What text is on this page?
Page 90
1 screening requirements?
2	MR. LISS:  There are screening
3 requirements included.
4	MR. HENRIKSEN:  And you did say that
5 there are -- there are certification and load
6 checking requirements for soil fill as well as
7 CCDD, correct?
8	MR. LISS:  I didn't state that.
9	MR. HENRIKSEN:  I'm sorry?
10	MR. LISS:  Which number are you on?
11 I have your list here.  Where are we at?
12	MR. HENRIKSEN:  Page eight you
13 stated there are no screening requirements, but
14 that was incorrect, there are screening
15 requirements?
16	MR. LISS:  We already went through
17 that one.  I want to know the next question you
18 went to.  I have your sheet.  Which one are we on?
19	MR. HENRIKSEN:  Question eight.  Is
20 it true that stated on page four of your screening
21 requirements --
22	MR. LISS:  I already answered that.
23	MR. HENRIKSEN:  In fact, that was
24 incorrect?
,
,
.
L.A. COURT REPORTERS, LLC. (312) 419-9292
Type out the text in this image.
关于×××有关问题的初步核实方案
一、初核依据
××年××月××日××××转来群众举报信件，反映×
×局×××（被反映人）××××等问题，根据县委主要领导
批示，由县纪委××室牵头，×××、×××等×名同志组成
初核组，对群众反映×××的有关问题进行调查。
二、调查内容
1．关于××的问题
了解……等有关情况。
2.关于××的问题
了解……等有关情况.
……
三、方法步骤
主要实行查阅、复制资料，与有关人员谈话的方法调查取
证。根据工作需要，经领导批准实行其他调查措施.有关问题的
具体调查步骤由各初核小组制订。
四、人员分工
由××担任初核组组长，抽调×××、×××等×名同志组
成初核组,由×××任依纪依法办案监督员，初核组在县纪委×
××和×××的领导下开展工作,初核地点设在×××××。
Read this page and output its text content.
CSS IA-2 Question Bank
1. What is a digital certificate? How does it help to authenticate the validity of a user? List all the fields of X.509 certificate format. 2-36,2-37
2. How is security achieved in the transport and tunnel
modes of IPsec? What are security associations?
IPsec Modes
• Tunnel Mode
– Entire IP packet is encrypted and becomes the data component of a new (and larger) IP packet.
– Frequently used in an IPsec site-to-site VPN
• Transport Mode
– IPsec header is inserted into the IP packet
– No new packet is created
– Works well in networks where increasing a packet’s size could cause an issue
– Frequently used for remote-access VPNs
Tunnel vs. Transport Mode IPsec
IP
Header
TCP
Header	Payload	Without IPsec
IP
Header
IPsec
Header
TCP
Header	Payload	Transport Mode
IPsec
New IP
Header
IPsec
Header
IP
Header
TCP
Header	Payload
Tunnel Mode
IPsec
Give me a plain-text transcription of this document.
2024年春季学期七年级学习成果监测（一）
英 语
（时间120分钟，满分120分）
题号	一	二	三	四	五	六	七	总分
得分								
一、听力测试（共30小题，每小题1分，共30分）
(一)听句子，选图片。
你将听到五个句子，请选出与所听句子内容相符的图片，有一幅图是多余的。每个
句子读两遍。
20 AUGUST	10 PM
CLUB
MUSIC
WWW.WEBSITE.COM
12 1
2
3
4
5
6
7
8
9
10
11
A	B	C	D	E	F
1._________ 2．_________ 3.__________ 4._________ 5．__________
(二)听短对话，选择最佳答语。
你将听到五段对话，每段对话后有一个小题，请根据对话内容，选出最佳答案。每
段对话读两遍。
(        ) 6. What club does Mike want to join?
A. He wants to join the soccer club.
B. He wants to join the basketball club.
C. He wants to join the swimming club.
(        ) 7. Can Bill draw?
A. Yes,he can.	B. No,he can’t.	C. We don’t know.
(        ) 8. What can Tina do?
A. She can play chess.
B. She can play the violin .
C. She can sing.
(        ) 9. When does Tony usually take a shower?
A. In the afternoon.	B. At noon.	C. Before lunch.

**Problem description**
Quote every record above exactly.

**The output**
What text is on this page?
Page 90
1 screening requirements?
2	MR. LISS:  There are screening
3 requirements included.
4	MR. HENRIKSEN:  And you did say that
5 there are -- there are certification and load
6 checking requirements for soil fill as well as
7 CCDD, correct?
8	MR. LISS:  I didn't state that.
9	MR. HENRIKSEN:  I'm sorry?
10	MR. LISS:  Which number are you on?
11 I have your list here.  Where are we at?
12	MR. HENRIKSEN:  Page eight you
13 stated there are no screening requirements, but
14 that was incorrect, there are screening
15 requirements?
16	MR. LISS:  We already went through
17 that one.  I want to know the next question you
18 went to.  I have your sheet.  Which one are we on?
19	MR. HENRIKSEN:  Question eight.  Is
20 it true that stated on page four of your screening
21 requirements --
22	MR. LISS:  I already answered that.
23	MR. HENRIKSEN:  In fact, that was
24 incorrect?
,
,
.
L.A. COURT REPORTERS, LLC. (312) 419-9292
Type out the text in this image.
关于×××有关问题的初步核实方案
一、初核依据
××年××月××日××××转来群众举报信件，反映×
×局×××（被反映人）××××等问题，根据县委主要领导
批示，由县纪委××室牵头，×××、×××等×名同志组成
初核组，对群众反映×××的有关问题进行调查。
二、调查内容
1．关于××的问题
了解……等有关情况。
2.关于××的问题
了解……等有关情况.
……
三、方法步骤
主要实行查阅、复制资料，与有关人员谈话的方法调查取
证。根据工作需要，经领导批准实行其他调查措施.有关问题的
具体调查步骤由各初核小组制订。
四、人员分工
由××担任初核组组长，抽调×××、×××等×名同志组
成初核组,由×××任依纪依法办案监督员，初核组在县纪委×
××和×××的领导下开展工作,初核地点设在×××××。
Read this page and output its text content.
CSS IA-2 Question Bank
1. What is a digital certificate? How does it help to authenticate the validity of a user? List all the fields of X.509 certificate format. 2-36,2-37
2. How is security achieved in the transport and tunnel
modes of IPsec? What are security associations?
IPsec Modes
• Tunnel Mode
– Entire IP packet is encrypted and becomes the data component of a new (and larger) IP packet.
– Frequently used in an IPsec site-to-site VPN
• Transport Mode
– IPsec header is inserted into the IP packet
– No new packet is created
– Works well in networks where increasing a packet’s size could cause an issue
– Frequently used for remote-access VPNs
Tunnel vs. Transport Mode IPsec
IP
Header
TCP
Header	Payload	Without IPsec
IP
Header
IPsec
Header
TCP
Header	Payload	Transport Mode
IPsec
New IP
Header
IPsec
Header
IP
Header
TCP
Header	Payload
Tunnel Mode
IPsec
Give me a plain-text transcription of this document.
2024年春季学期七年级学习成果监测（一）
英 语
（时间120分钟，满分120分）
题号	一	二	三	四	五	六	七	总分
得分								
一、听力测试（共30小题，每小题1分，共30分）
(一)听句子，选图片。
你将听到五个句子，请选出与所听句子内容相符的图片，有一幅图是多余的。每个
句子读两遍。
20 AUGUST	10 PM
CLUB
MUSIC
WWW.WEBSITE.COM
12 1
2
3
4
5
6
7
8
9
10
11
A	B	C	D	E	F
1._________ 2．_________ 3.__________ 4._________ 5．__________
(二)听短对话，选择最佳答语。
你将听到五段对话，每段对话后有一个小题，请根据对话内容，选出最佳答案。每
段对话读两遍。
(        ) 6. What club does Mike want to join?
A. He wants to join the soccer club.
B. He wants to join the basketball club.
C. He wants to join the swimming club.
(        ) 7. Can Bill draw?
A. Yes,he can.	B. No,he can’t.	C. We don’t know.
(        ) 8. What can Tina do?
A. She can play chess.
B. She can play the violin .
C. She can sing.
(        ) 9. When does Tony usually take a shower?
A. In the afternoon.	B. At noon.	C. Before lunch.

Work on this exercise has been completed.